Check each line below for the word "更具有审美功能", and copy those that have it.
◆ ◆ ◆ ◆ ◆ ◆ ◆
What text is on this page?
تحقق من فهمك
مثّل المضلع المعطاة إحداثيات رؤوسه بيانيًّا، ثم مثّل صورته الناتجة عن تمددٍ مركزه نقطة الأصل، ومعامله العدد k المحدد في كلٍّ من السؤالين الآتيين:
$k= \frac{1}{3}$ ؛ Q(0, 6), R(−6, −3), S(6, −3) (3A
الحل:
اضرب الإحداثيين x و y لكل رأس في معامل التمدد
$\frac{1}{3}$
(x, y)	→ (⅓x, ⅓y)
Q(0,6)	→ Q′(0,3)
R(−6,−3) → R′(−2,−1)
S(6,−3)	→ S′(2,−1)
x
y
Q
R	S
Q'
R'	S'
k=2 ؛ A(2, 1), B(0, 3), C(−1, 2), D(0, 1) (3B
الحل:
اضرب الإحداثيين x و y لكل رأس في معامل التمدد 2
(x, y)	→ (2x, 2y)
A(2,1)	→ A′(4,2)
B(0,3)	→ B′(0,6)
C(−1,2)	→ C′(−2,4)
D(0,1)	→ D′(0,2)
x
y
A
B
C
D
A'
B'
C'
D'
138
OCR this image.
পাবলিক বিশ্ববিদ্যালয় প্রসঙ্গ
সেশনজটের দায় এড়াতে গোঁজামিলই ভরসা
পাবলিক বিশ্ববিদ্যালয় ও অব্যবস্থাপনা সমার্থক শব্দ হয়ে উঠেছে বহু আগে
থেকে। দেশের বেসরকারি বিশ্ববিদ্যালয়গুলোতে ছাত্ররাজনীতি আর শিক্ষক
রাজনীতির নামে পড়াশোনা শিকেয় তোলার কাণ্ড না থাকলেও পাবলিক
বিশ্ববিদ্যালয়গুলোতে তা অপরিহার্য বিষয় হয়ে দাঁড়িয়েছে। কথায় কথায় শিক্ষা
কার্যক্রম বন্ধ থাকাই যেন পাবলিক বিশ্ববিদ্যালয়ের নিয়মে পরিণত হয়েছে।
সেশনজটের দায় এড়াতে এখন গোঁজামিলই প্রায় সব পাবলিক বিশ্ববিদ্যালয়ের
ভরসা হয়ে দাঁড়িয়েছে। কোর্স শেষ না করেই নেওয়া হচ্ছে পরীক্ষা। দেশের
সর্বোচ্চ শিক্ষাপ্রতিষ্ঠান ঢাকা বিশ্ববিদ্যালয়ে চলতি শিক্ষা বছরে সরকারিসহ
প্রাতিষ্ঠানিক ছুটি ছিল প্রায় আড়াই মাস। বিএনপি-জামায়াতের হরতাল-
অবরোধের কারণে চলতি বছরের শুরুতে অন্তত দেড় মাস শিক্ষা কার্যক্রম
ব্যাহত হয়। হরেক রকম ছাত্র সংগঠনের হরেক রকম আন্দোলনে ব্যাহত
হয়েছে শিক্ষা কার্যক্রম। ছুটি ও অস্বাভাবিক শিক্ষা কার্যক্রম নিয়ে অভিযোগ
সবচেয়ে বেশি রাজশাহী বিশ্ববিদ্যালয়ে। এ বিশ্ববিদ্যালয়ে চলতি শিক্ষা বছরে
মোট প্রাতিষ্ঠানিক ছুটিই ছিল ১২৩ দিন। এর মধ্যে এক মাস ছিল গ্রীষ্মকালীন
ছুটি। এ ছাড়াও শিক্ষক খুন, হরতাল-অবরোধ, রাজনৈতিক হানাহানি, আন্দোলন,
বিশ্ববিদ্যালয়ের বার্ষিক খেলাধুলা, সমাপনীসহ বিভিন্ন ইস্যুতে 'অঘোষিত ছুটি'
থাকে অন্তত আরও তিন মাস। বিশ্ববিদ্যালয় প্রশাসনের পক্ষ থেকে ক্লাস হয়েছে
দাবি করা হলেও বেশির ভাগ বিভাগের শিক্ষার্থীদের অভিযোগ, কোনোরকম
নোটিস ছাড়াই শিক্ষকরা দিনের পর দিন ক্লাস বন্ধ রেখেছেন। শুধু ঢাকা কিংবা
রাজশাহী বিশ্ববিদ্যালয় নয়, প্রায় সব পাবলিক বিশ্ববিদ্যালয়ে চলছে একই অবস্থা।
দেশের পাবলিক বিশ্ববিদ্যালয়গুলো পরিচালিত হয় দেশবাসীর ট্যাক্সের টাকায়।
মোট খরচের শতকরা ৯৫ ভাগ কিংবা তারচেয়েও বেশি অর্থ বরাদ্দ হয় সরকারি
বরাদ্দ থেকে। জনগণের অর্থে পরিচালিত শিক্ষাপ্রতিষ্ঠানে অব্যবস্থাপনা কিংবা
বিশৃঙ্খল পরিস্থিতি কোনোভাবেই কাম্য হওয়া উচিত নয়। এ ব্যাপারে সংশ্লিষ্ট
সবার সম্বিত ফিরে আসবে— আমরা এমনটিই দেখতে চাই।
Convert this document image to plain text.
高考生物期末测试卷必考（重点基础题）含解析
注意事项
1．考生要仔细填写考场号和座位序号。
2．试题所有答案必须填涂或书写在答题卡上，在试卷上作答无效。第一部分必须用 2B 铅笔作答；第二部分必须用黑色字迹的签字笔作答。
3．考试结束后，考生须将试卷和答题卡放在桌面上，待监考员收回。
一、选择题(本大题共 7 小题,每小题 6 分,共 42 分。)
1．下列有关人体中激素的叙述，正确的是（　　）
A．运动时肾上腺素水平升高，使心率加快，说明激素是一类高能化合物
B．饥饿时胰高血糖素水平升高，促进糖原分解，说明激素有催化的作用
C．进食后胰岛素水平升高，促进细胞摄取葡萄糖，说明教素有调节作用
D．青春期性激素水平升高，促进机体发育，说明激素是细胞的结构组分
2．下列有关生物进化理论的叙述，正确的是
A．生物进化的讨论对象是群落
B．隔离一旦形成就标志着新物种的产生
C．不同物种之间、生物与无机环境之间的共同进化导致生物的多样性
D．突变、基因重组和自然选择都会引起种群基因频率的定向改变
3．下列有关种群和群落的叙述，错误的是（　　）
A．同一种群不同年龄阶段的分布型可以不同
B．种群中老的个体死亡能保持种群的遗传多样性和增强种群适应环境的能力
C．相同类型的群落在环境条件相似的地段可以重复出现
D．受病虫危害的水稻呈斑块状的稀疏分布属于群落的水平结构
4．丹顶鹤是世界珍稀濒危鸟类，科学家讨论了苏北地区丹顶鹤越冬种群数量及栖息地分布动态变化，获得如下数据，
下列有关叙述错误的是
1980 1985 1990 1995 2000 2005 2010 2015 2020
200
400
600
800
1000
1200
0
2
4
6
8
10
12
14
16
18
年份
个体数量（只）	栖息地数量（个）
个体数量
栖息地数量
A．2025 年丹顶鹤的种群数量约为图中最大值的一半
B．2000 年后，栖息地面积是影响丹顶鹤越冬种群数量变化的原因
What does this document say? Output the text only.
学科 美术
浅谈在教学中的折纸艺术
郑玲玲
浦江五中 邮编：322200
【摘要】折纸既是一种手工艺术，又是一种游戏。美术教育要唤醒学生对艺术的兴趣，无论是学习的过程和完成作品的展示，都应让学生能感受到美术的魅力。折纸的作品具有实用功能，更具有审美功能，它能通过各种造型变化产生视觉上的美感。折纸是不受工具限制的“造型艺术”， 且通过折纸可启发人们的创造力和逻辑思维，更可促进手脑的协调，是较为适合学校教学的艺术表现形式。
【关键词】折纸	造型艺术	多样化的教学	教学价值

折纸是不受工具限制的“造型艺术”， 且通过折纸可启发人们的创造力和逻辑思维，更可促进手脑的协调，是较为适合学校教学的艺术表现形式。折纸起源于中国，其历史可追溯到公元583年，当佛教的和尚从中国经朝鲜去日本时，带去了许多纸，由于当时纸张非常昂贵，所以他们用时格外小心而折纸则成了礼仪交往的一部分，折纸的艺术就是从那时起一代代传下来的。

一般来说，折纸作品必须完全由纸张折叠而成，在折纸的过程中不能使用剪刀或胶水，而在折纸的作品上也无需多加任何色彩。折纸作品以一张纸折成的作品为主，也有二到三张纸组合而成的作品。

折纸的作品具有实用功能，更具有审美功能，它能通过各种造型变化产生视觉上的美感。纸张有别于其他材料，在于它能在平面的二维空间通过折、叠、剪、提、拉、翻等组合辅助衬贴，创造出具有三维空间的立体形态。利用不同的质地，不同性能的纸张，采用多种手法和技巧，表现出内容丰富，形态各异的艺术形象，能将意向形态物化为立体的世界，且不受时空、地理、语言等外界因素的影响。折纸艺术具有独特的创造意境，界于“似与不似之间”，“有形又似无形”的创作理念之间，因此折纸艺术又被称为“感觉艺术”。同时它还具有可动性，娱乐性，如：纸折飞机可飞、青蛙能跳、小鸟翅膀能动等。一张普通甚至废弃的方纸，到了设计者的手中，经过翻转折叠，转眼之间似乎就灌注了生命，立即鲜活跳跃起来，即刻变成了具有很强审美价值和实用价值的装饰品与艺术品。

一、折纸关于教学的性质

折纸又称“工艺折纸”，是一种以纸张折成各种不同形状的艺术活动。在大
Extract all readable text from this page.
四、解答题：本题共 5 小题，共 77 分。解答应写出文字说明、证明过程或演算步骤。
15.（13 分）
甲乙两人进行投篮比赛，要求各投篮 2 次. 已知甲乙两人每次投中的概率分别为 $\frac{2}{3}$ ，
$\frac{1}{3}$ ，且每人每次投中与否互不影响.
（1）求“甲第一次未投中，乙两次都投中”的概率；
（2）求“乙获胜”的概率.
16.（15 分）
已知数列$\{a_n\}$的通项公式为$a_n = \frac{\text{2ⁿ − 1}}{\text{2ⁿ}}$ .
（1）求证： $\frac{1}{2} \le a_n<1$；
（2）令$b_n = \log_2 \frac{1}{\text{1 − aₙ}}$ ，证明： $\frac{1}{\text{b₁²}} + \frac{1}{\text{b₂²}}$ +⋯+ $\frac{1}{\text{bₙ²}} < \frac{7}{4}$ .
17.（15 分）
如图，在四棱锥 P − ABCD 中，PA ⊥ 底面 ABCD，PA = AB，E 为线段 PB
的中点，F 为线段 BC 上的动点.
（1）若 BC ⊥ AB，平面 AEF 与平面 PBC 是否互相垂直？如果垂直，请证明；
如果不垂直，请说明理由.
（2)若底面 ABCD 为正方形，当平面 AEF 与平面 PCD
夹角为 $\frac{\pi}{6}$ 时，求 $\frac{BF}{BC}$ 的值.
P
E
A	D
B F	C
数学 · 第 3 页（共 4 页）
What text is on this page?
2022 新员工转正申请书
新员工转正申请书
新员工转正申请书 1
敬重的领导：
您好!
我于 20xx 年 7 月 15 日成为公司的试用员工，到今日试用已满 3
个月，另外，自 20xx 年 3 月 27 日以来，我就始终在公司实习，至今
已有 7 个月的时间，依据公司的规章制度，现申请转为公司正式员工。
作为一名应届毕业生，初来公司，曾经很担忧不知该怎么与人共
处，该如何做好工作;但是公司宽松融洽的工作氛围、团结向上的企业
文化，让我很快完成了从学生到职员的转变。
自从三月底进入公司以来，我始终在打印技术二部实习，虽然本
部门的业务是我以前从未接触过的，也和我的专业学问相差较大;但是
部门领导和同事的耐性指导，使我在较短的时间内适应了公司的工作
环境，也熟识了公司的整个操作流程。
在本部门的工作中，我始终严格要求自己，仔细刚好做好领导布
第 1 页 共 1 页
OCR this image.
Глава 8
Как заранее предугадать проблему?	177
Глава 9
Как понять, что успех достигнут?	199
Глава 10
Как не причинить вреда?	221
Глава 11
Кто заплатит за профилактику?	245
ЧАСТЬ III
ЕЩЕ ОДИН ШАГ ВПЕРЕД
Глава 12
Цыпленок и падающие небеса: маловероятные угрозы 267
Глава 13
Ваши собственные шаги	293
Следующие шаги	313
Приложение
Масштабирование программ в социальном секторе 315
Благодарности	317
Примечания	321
◆ ◆ ◆ ◆ ◆ ◆ ◆
* [The reply]
【摘要】折纸既是一种手工艺术，又是一种游戏。美术教育要唤醒学生对艺术的兴趣，无论是学习的过程和完成作品的展示，都应让学生能感受到美术的魅力。折纸的作品具有实用功能，更具有审美功能，它能通过各种造型变化产生视觉上的美感。折纸是不受工具限制的“造型艺术”， 且通过折纸可启发人们的创造力和逻辑思维，更可促进手脑的协调，是较为适合学校教学的艺术表现形式。
折纸的作品具有实用功能，更具有审美功能，它能通过各种造型变化产生视觉上的美感。纸张有别于其他材料，在于它能在平面的二维空间通过折、叠、剪、提、拉、翻等组合辅助衬贴，创造出具有三维空间的立体形态。利用不同的质地，不同性能的纸张，采用多种手法和技巧，表现出内容丰富，形态各异的艺术形象，能将意向形态物化为立体的世界，且不受时空、地理、语言等外界因素的影响。折纸艺术具有独特的创造意境，界于“似与不似之间”，“有形又似无形”的创作理念之间，因此折纸艺术又被称为“感觉艺术”。同时它还具有可动性，娱乐性，如：纸折飞机可飞、青蛙能跳、小鸟翅膀能动等。一张普通甚至废弃的方纸，到了设计者的手中，经过翻转折叠，转眼之间似乎就灌注了生命，立即鲜活跳跃起来，即刻变成了具有很强审美价值和实用价值的装饰品与艺术品。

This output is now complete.